Given instruction: Make an exact transcription of the material, leaving out all images.

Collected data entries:
..............................
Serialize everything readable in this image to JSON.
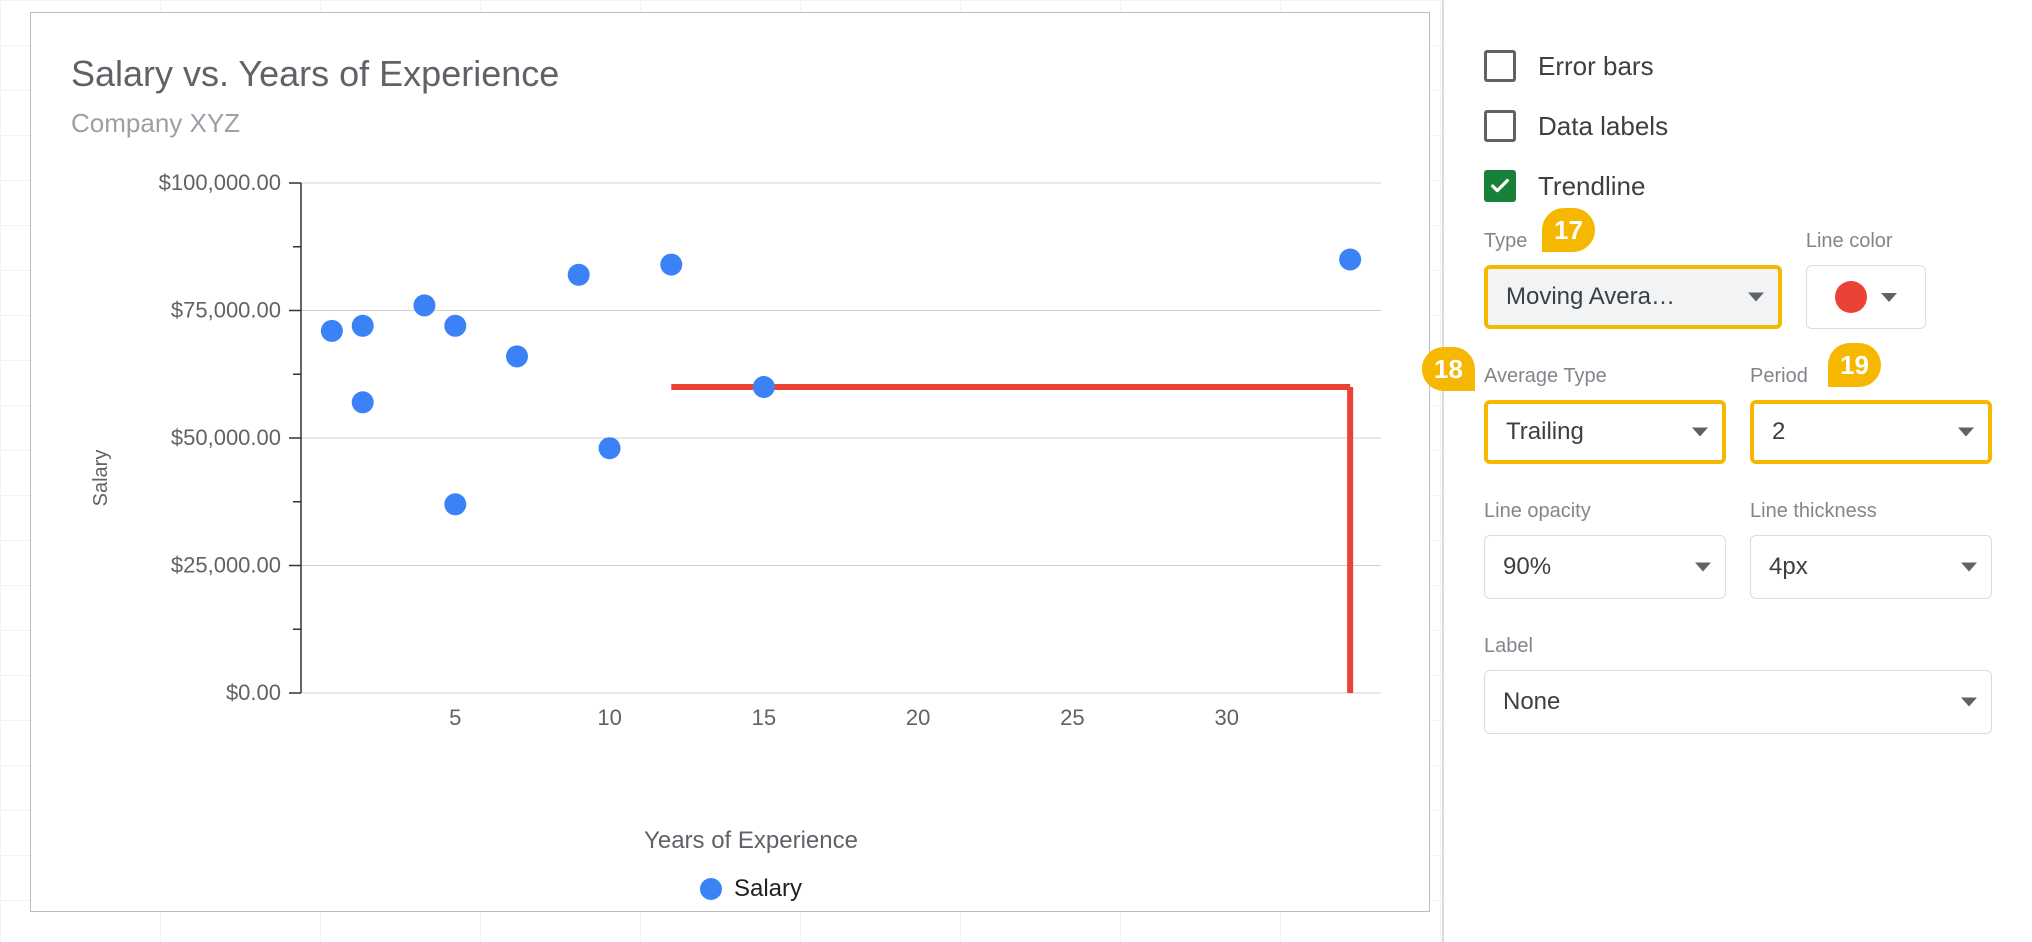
{
  "chart_data": {
    "type": "scatter",
    "title": "Salary vs. Years of Experience",
    "subtitle": "Company XYZ",
    "xlabel": "Years of Experience",
    "ylabel": "Salary",
    "xlim": [
      0,
      35
    ],
    "ylim": [
      0,
      100000
    ],
    "x_ticks": [
      5,
      10,
      15,
      20,
      25,
      30
    ],
    "y_ticks": [
      "$0.00",
      "$25,000.00",
      "$50,000.00",
      "$75,000.00",
      "$100,000.00"
    ],
    "y_tick_values": [
      0,
      25000,
      50000,
      75000,
      100000
    ],
    "series": [
      {
        "name": "Salary",
        "color": "#3b82f6",
        "points": [
          {
            "x": 1,
            "y": 71000
          },
          {
            "x": 2,
            "y": 72000
          },
          {
            "x": 2,
            "y": 57000
          },
          {
            "x": 4,
            "y": 76000
          },
          {
            "x": 5,
            "y": 72000
          },
          {
            "x": 5,
            "y": 37000
          },
          {
            "x": 7,
            "y": 66000
          },
          {
            "x": 9,
            "y": 82000
          },
          {
            "x": 10,
            "y": 48000
          },
          {
            "x": 12,
            "y": 84000
          },
          {
            "x": 15,
            "y": 60000
          },
          {
            "x": 34,
            "y": 85000
          }
        ]
      }
    ],
    "trendline": {
      "type": "moving_average",
      "color": "#ea4335",
      "segments": [
        {
          "x1": 12,
          "y1": 60000,
          "x2": 34,
          "y2": 60000
        },
        {
          "x1": 34,
          "y1": 60000,
          "x2": 34,
          "y2": 0
        }
      ]
    },
    "legend": [
      "Salary"
    ]
  },
  "sidebar": {
    "error_bars_label": "Error bars",
    "error_bars_checked": false,
    "data_labels_label": "Data labels",
    "data_labels_checked": false,
    "trendline_label": "Trendline",
    "trendline_checked": true,
    "type_label": "Type",
    "type_value": "Moving Avera…",
    "line_color_label": "Line color",
    "line_color_value": "#ea4335",
    "average_type_label": "Average Type",
    "average_type_value": "Trailing",
    "period_label": "Period",
    "period_value": "2",
    "line_opacity_label": "Line opacity",
    "line_opacity_value": "90%",
    "line_thickness_label": "Line thickness",
    "line_thickness_value": "4px",
    "label_label": "Label",
    "label_value": "None"
  },
  "annotations": {
    "b17": "17",
    "b18": "18",
    "b19": "19"
  }
}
..............................
Exercise output:
Serialize everything readable in this image to JSON.
{
  "chart_data": {
    "type": "scatter",
    "title": "Salary vs. Years of Experience",
    "subtitle": "Company XYZ",
    "xlabel": "Years of Experience",
    "ylabel": "Salary",
    "xlim": [
      0,
      35
    ],
    "ylim": [
      0,
      100000
    ],
    "x_ticks": [
      5,
      10,
      15,
      20,
      25,
      30
    ],
    "y_ticks": [
      "$0.00",
      "$25,000.00",
      "$50,000.00",
      "$75,000.00",
      "$100,000.00"
    ],
    "y_tick_values": [
      0,
      25000,
      50000,
      75000,
      100000
    ],
    "series": [
      {
        "name": "Salary",
        "color": "#3b82f6",
        "points": [
          {
            "x": 1,
            "y": 71000
          },
          {
            "x": 2,
            "y": 72000
          },
          {
            "x": 2,
            "y": 57000
          },
          {
            "x": 4,
            "y": 76000
          },
          {
            "x": 5,
            "y": 72000
          },
          {
            "x": 5,
            "y": 37000
          },
          {
            "x": 7,
            "y": 66000
          },
          {
            "x": 9,
            "y": 82000
          },
          {
            "x": 10,
            "y": 48000
          },
          {
            "x": 12,
            "y": 84000
          },
          {
            "x": 15,
            "y": 60000
          },
          {
            "x": 34,
            "y": 85000
          }
        ]
      }
    ],
    "trendline": {
      "type": "moving_average",
      "color": "#ea4335",
      "segments": [
        {
          "x1": 12,
          "y1": 60000,
          "x2": 34,
          "y2": 60000
        },
        {
          "x1": 34,
          "y1": 60000,
          "x2": 34,
          "y2": 0
        }
      ]
    },
    "legend": [
      "Salary"
    ]
  },
  "sidebar": {
    "error_bars_label": "Error bars",
    "error_bars_checked": false,
    "data_labels_label": "Data labels",
    "data_labels_checked": false,
    "trendline_label": "Trendline",
    "trendline_checked": true,
    "type_label": "Type",
    "type_value": "Moving Avera…",
    "line_color_label": "Line color",
    "line_color_value": "#ea4335",
    "average_type_label": "Average Type",
    "average_type_value": "Trailing",
    "period_label": "Period",
    "period_value": "2",
    "line_opacity_label": "Line opacity",
    "line_opacity_value": "90%",
    "line_thickness_label": "Line thickness",
    "line_thickness_value": "4px",
    "label_label": "Label",
    "label_value": "None"
  },
  "annotations": {
    "b17": "17",
    "b18": "18",
    "b19": "19"
  }
}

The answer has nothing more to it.